_Work instructions_: Below are entries to be transcribed exactly; exclude the pictures from the copy.

Stored data entries
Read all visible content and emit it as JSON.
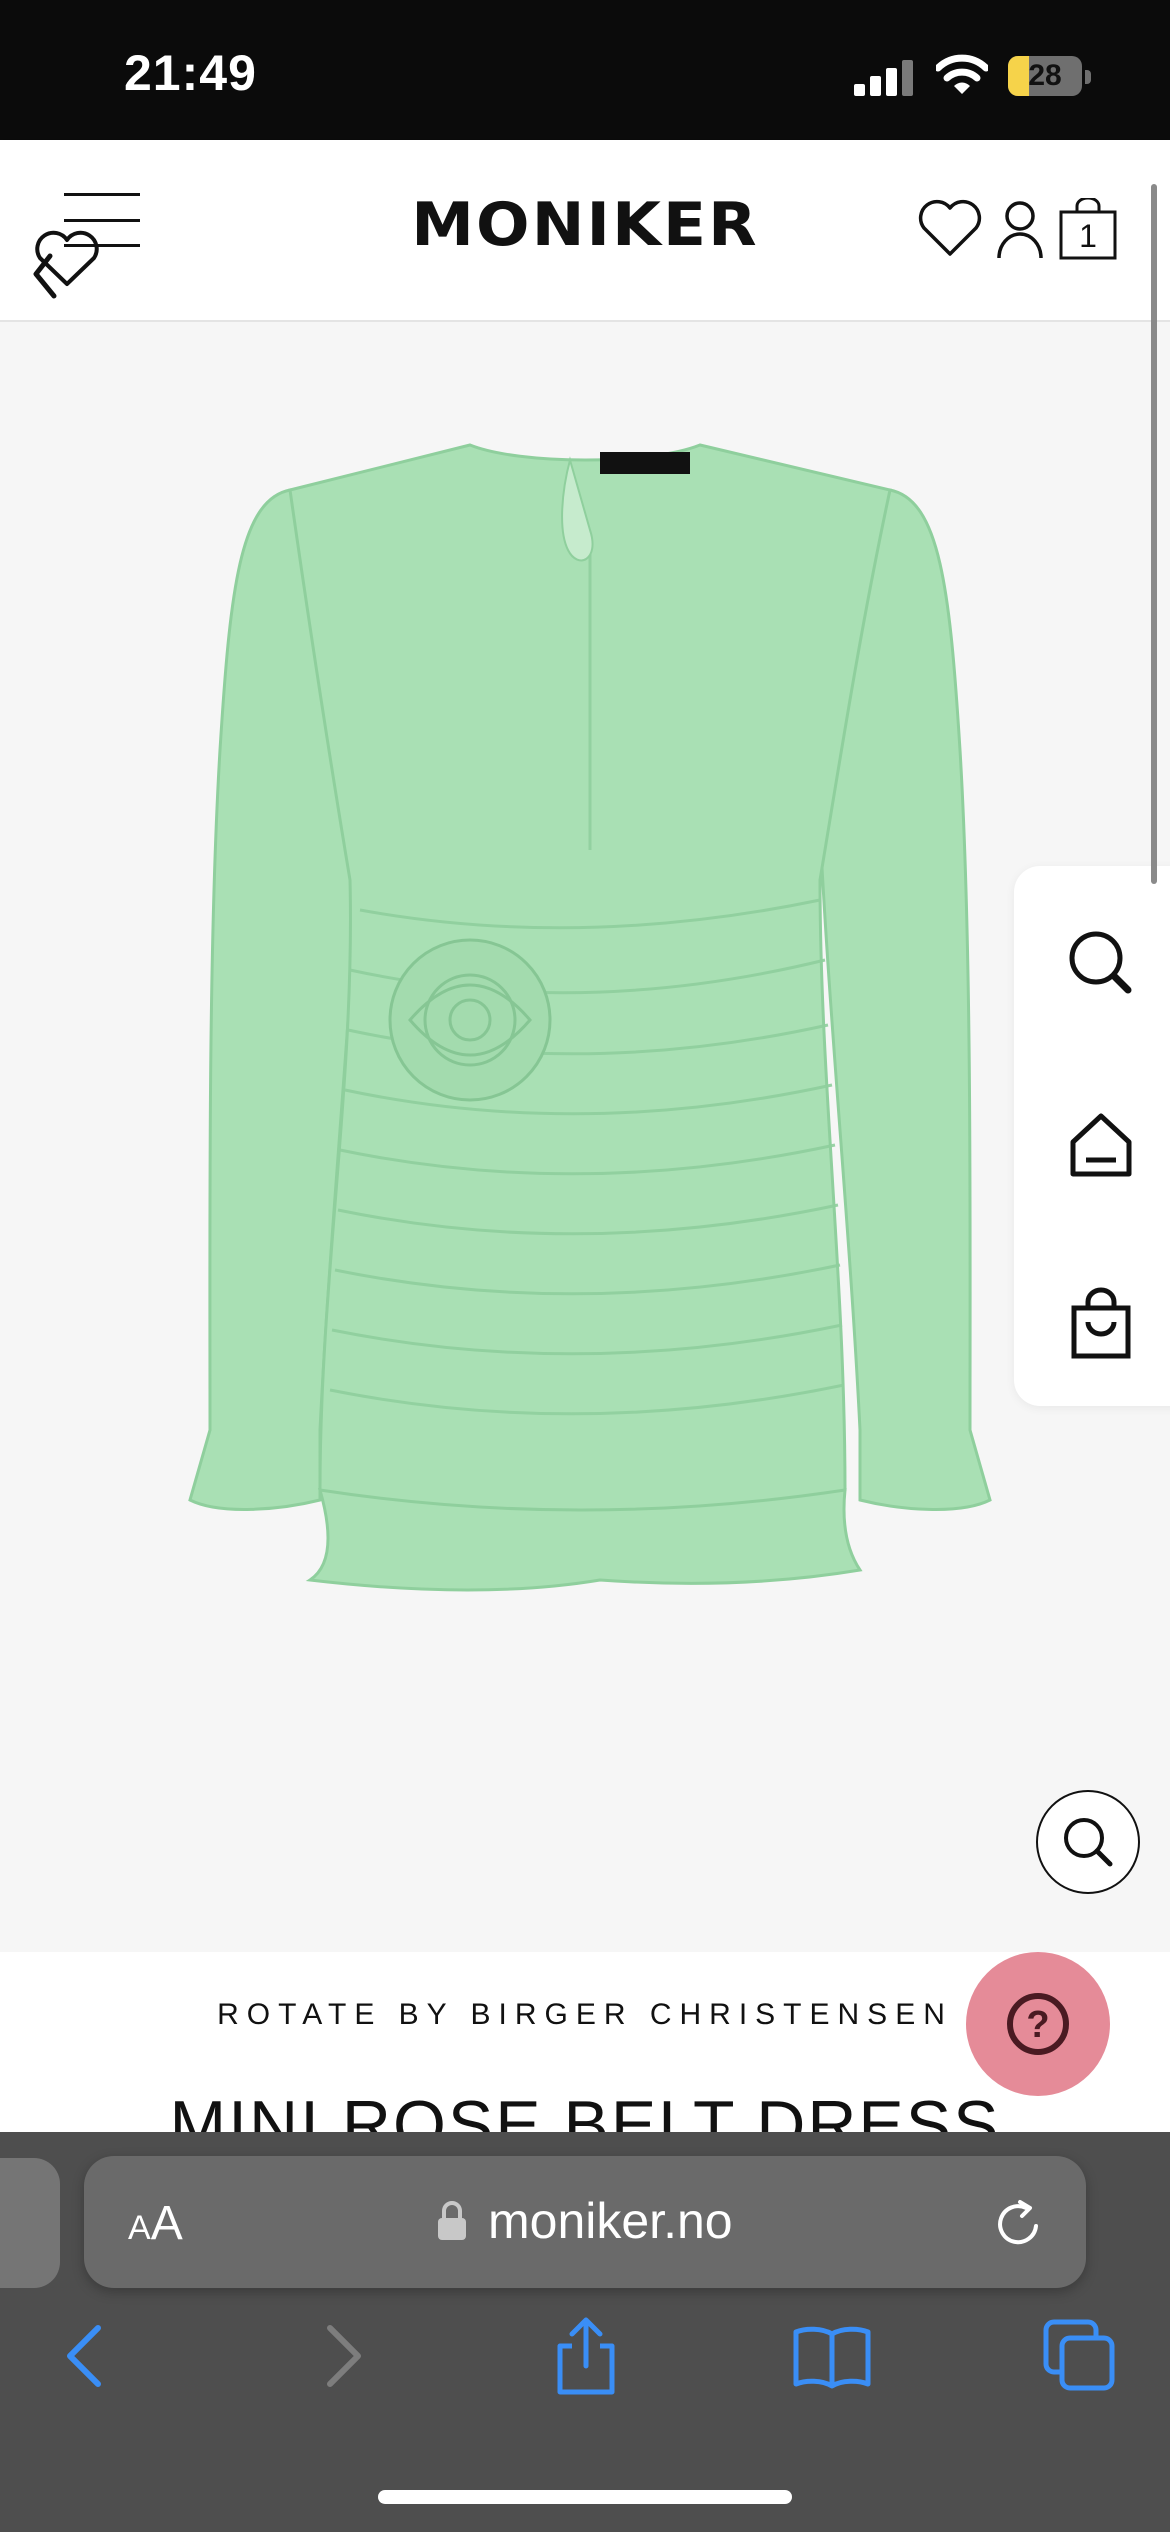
{
  "status_bar": {
    "time": "21:49",
    "battery_percent": 28,
    "battery_text": "28",
    "battery_color": "#f6d34a"
  },
  "header": {
    "logo_text": "MONIKER",
    "cart_count": "1",
    "icons": [
      "menu-icon",
      "wishlist-heart-icon",
      "heart-icon",
      "user-icon",
      "shopping-bag-icon"
    ]
  },
  "product": {
    "image_alt": "Mint green ruched mini dress with rose detail",
    "image_color": "#a9e0b4",
    "brand": "ROTATE BY BIRGER CHRISTENSEN",
    "title": "MINI ROSE BELT DRESS"
  },
  "quick_panel": {
    "icons": [
      "search-icon",
      "home-icon",
      "bag-icon"
    ]
  },
  "help": {
    "label": "?",
    "color": "#e58b98"
  },
  "browser": {
    "aa_label_small": "A",
    "aa_label_large": "A",
    "url": "moniker.no",
    "icons": [
      "back-icon",
      "forward-icon",
      "share-icon",
      "bookmarks-icon",
      "tabs-icon"
    ]
  }
}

_Expected answer_:
Read all visible content and emit it as JSON.
{
  "status_bar": {
    "time": "21:49",
    "battery_percent": 28,
    "battery_text": "28",
    "battery_color": "#f6d34a"
  },
  "header": {
    "logo_text": "MONIKER",
    "cart_count": "1",
    "icons": [
      "menu-icon",
      "wishlist-heart-icon",
      "heart-icon",
      "user-icon",
      "shopping-bag-icon"
    ]
  },
  "product": {
    "image_alt": "Mint green ruched mini dress with rose detail",
    "image_color": "#a9e0b4",
    "brand": "ROTATE BY BIRGER CHRISTENSEN",
    "title": "MINI ROSE BELT DRESS"
  },
  "quick_panel": {
    "icons": [
      "search-icon",
      "home-icon",
      "bag-icon"
    ]
  },
  "help": {
    "label": "?",
    "color": "#e58b98"
  },
  "browser": {
    "aa_label_small": "A",
    "aa_label_large": "A",
    "url": "moniker.no",
    "icons": [
      "back-icon",
      "forward-icon",
      "share-icon",
      "bookmarks-icon",
      "tabs-icon"
    ]
  }
}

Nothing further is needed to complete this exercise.